INPUT DATA
------------------------------------
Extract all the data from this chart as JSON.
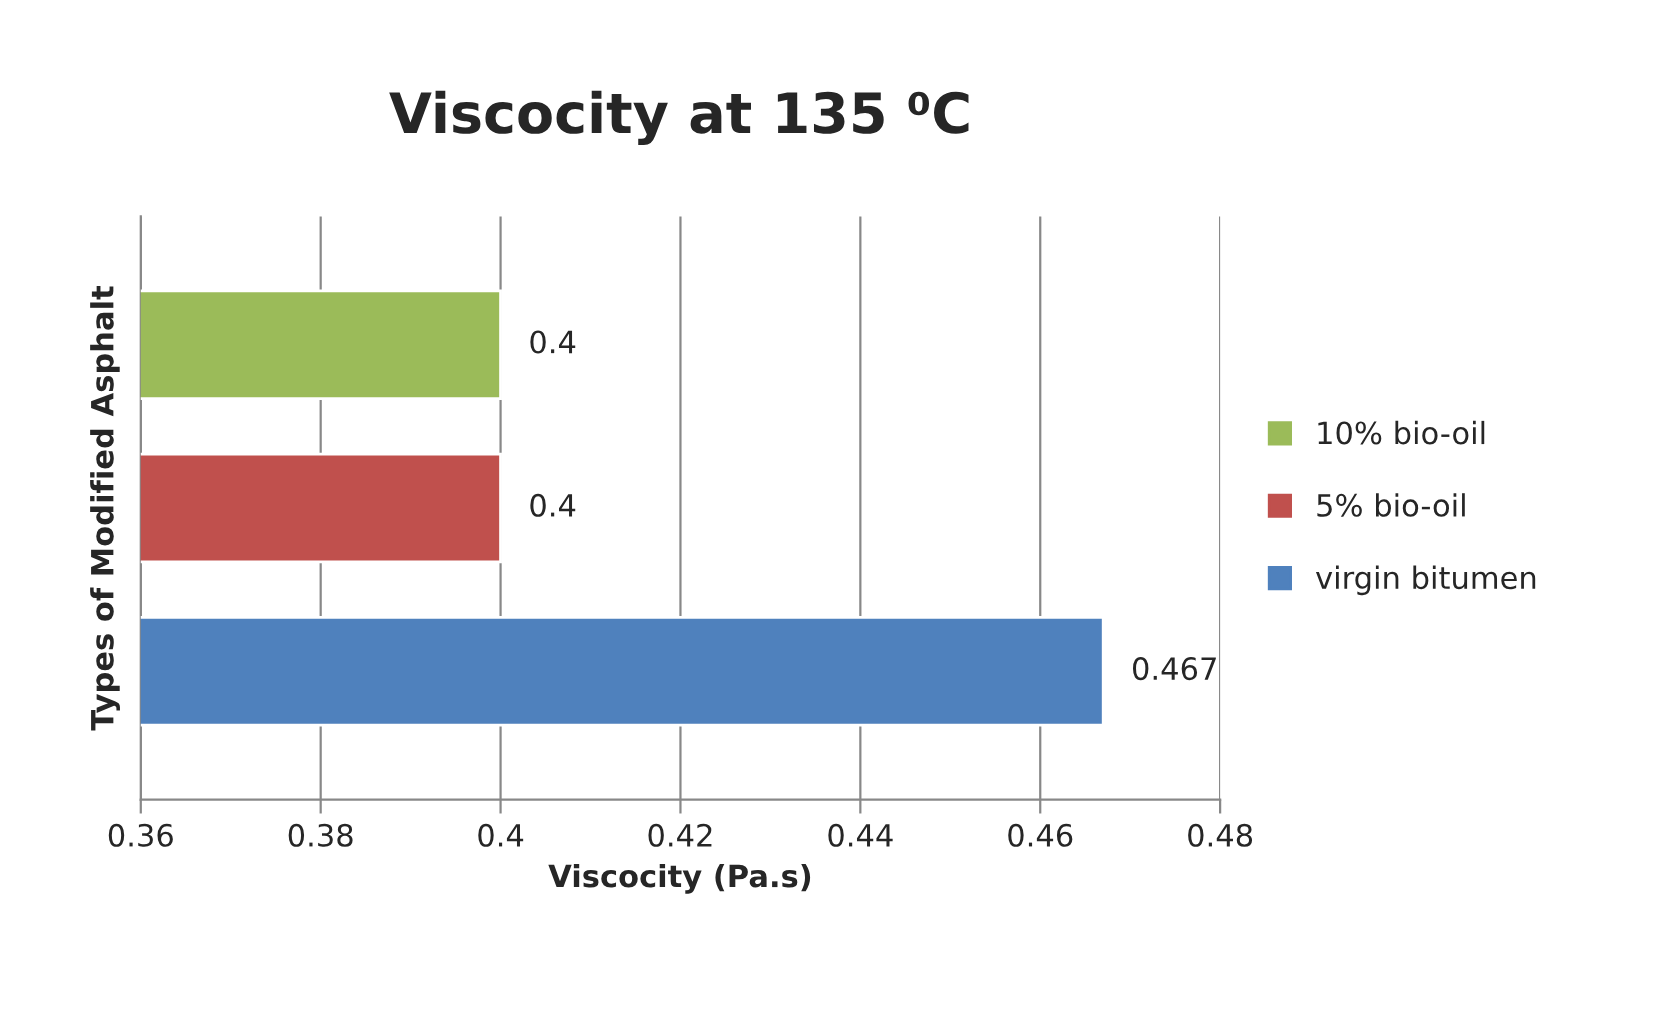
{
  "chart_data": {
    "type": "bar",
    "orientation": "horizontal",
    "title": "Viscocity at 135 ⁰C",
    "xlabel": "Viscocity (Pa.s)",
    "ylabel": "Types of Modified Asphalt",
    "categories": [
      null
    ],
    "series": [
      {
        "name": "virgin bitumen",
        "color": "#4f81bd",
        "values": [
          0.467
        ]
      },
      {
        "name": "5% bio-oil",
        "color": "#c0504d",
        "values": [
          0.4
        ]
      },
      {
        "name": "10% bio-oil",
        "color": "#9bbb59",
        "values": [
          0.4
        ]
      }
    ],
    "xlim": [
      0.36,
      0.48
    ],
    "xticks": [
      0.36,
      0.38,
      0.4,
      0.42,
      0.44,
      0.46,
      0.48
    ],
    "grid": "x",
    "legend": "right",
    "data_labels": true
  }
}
------------------------------------
TASK REQUIREMENTS
Going over the lines above, work out how many include "Viscocity", then give only that number.

ANSWER TO THE EXERCISE
2